→ DIRECTION:
Reproduce each record exactly.

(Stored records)
::::

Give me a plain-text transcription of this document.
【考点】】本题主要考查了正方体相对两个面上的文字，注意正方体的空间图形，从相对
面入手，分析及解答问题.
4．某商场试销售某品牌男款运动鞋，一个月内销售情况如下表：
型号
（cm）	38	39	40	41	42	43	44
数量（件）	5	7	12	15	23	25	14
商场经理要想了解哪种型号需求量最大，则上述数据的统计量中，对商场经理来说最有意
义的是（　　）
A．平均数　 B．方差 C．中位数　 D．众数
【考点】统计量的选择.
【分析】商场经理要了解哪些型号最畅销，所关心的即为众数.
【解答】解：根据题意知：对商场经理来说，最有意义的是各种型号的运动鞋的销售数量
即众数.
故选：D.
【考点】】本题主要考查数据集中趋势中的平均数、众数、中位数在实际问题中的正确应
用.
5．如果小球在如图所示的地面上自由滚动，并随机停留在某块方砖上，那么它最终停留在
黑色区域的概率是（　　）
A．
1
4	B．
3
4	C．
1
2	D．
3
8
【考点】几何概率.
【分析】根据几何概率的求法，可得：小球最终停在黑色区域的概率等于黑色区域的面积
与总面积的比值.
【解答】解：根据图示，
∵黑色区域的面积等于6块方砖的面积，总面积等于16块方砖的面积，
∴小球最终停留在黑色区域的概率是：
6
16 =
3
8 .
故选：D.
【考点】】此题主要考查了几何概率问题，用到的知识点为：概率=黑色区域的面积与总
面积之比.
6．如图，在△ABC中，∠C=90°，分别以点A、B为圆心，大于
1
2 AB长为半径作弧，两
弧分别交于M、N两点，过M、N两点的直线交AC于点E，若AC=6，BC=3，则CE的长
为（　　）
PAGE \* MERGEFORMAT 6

::::

→ ANSWER TO THE TASK:
Give me a plain-text transcription of this document.
【考点】】本题主要考查了正方体相对两个面上的文字，注意正方体的空间图形，从相对
面入手，分析及解答问题.
4．某商场试销售某品牌男款运动鞋，一个月内销售情况如下表：
型号
（cm）	38	39	40	41	42	43	44
数量（件）	5	7	12	15	23	25	14
商场经理要想了解哪种型号需求量最大，则上述数据的统计量中，对商场经理来说最有意
义的是（　　）
A．平均数　 B．方差 C．中位数　 D．众数
【考点】统计量的选择.
【分析】商场经理要了解哪些型号最畅销，所关心的即为众数.
【解答】解：根据题意知：对商场经理来说，最有意义的是各种型号的运动鞋的销售数量
即众数.
故选：D.
【考点】】本题主要考查数据集中趋势中的平均数、众数、中位数在实际问题中的正确应
用.
5．如果小球在如图所示的地面上自由滚动，并随机停留在某块方砖上，那么它最终停留在
黑色区域的概率是（　　）
A．
1
4	B．
3
4	C．
1
2	D．
3
8
【考点】几何概率.
【分析】根据几何概率的求法，可得：小球最终停在黑色区域的概率等于黑色区域的面积
与总面积的比值.
【解答】解：根据图示，
∵黑色区域的面积等于6块方砖的面积，总面积等于16块方砖的面积，
∴小球最终停留在黑色区域的概率是：
6
16 =
3
8 .
故选：D.
【考点】】此题主要考查了几何概率问题，用到的知识点为：概率=黑色区域的面积与总
面积之比.
6．如图，在△ABC中，∠C=90°，分别以点A、B为圆心，大于
1
2 AB长为半径作弧，两
弧分别交于M、N两点，过M、N两点的直线交AC于点E，若AC=6，BC=3，则CE的长
为（　　）
PAGE \* MERGEFORMAT 6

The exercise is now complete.